_Challenge_
Could you extract the full blog post on suffering below, reproducing every word and line without change?

_Document text_
=======

Monday, January 02, 2006

Suffering Part 2

I have been struggling with the concept of suffering for many years, even before Nechama Liba got sick. Even in the case of a bereaved parent where pain never goes away, perhaps whether or not to wallow in grief is a choice that we all have.

I guess it might be more appropriate to say that "whether to allow the suffering to control my life is a choice".

Perhaps, I could be accused of being engaged in a "faith of convenience" but I live with hopes and dreams of being reunited with my child in the "Next World". I breathe based upon the idea that somehow there is meaning to the suffering. In the meantime, I pray that Moshiach will be here soon. I can't imagine the pain of someone who lives without these beliefs. On the other hand, on some level each mitzvah is a mini-struggle . Like Yaakov with the malach of Esav. Every mitzvah contains an element of Lishmah [doing mitzvos for G-ds sake alone] because, when I wrap my tefillin or shake a lulav, I need to confront a G-d who took away my child. I am commanded to love him and embrace him. My daughter was able to do that even though she realized that she would die from her illness. I draw strength from her. It keeps me connected. I believe in my heart that someday this will all make sense. But it won’t be in this world of smoke and clouds.

The next world is called the “Olam HaEmes”. The World of Truth. I pray that I will have the strength to endure the pain until I get there. I deal with people who suffer on a daily basis. I am zoche to be in the presence of some pretty amazing people, both young and old and nothing stops them. But we can only imagine what they have to endure on a daily basis. The fear, pain and daily confrontations. But they take it all in stride and are determined not to let anything get in their way. I draw strength from being around them. I can't let my challenges cripple me if I expect them to overcome theirs.

=======

_Data segment_
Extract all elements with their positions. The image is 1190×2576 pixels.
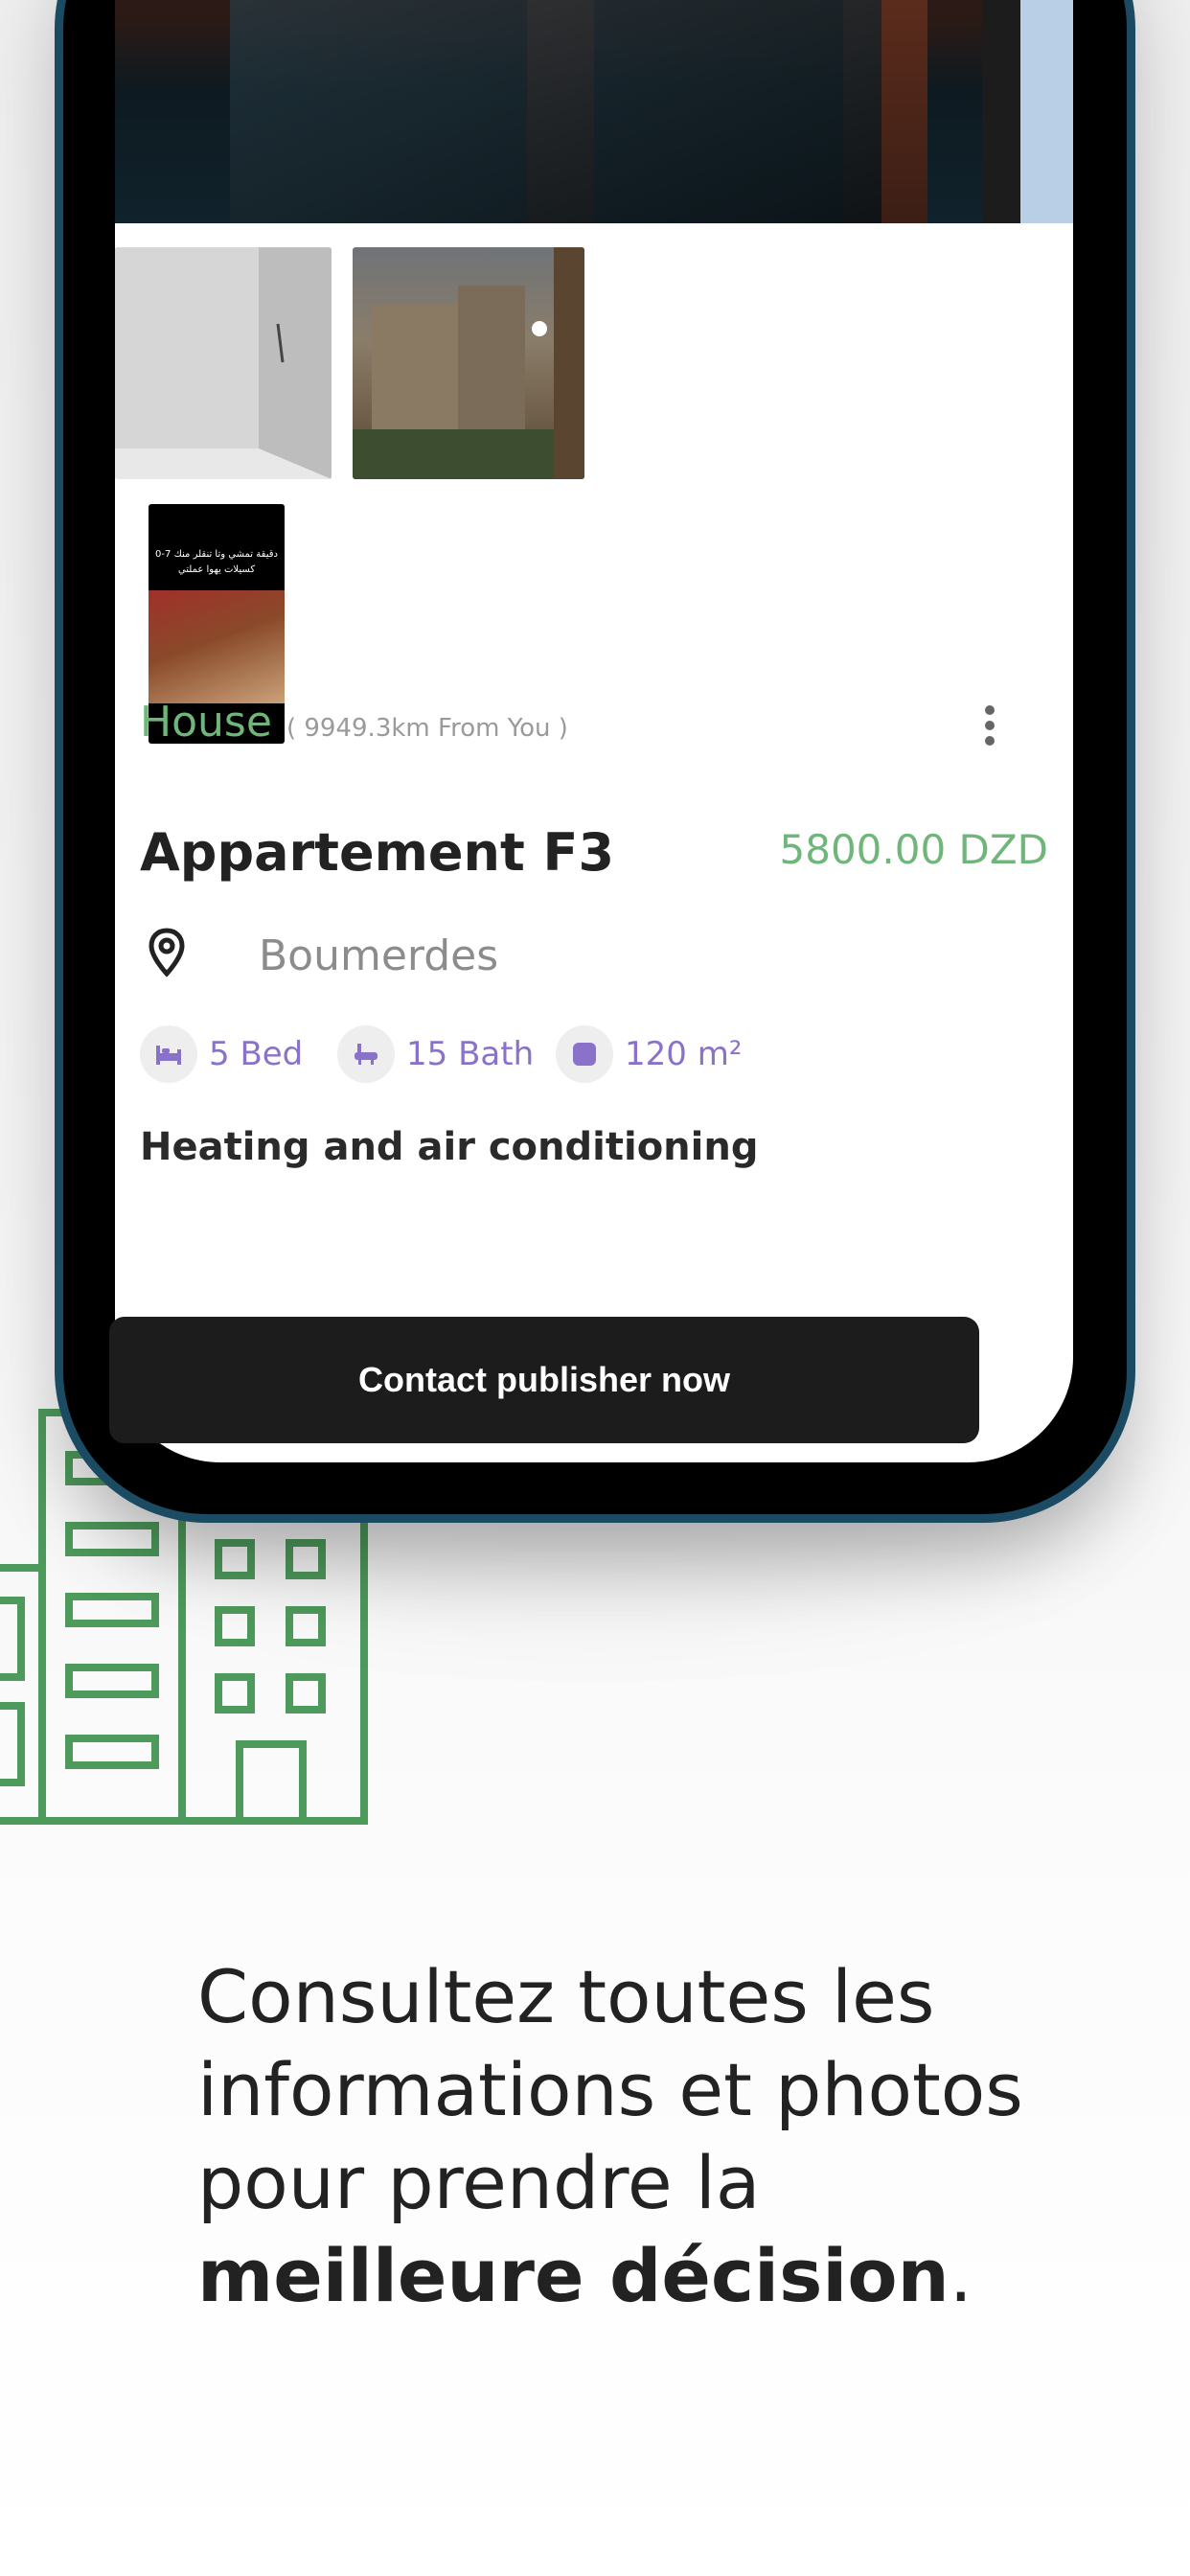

=======

_Problem solution_
Monday, January 02, 2006

Suffering Part 2

I have been struggling with the concept of suffering for many years, even before Nechama Liba got sick. Even in the case of a bereaved parent where pain never goes away, perhaps whether or not to wallow in grief is a choice that we all have.

I guess it might be more appropriate to say that "whether to allow the suffering to control my life is a choice".

Perhaps, I could be accused of being engaged in a "faith of convenience" but I live with hopes and dreams of being reunited with my child in the "Next World". I breathe based upon the idea that somehow there is meaning to the suffering. In the meantime, I pray that Moshiach will be here soon. I can't imagine the pain of someone who lives without these beliefs. On the other hand, on some level each mitzvah is a mini-struggle . Like Yaakov with the malach of Esav. Every mitzvah contains an element of Lishmah [doing mitzvos for G-ds sake alone] because, when I wrap my tefillin or shake a lulav, I need to confront a G-d who took away my child. I am commanded to love him and embrace him. My daughter was able to do that even though she realized that she would die from her illness. I draw strength from her. It keeps me connected. I believe in my heart that someday this will all make sense. But it won’t be in this world of smoke and clouds.

The next world is called the “Olam HaEmes”. The World of Truth. I pray that I will have the strength to endure the pain until I get there. I deal with people who suffer on a daily basis. I am zoche to be in the presence of some pretty amazing people, both young and old and nothing stops them. But we can only imagine what they have to endure on a daily basis. The fear, pain and daily confrontations. But they take it all in stride and are determined not to let anything get in their way. I draw strength from being around them. I can't let my challenges cripple me if I expect them to overcome theirs.